RECORDED DATA
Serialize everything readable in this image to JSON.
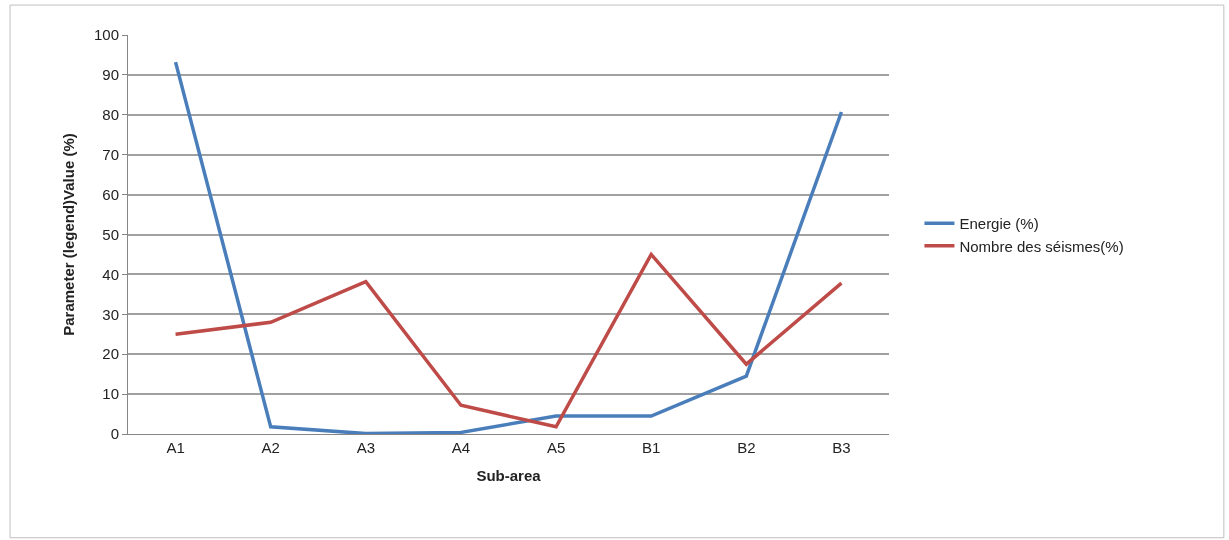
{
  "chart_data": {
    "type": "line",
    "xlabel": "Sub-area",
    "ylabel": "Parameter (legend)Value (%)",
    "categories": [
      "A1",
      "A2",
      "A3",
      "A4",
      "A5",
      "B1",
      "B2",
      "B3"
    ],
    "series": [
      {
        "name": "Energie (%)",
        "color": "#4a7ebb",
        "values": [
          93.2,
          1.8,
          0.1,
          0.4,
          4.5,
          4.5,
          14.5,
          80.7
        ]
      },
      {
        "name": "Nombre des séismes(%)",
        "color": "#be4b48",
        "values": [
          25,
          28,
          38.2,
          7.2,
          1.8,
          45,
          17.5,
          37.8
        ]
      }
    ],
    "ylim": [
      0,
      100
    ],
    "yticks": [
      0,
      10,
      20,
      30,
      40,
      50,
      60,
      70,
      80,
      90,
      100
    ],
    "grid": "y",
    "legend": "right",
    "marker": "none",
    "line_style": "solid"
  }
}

WHAT IS ASKED
Look through the material and copy each line that has "legend".

EXPECTED ANSWER
    "ylabel": "Parameter (legend)Value (%)",
    "legend": "right",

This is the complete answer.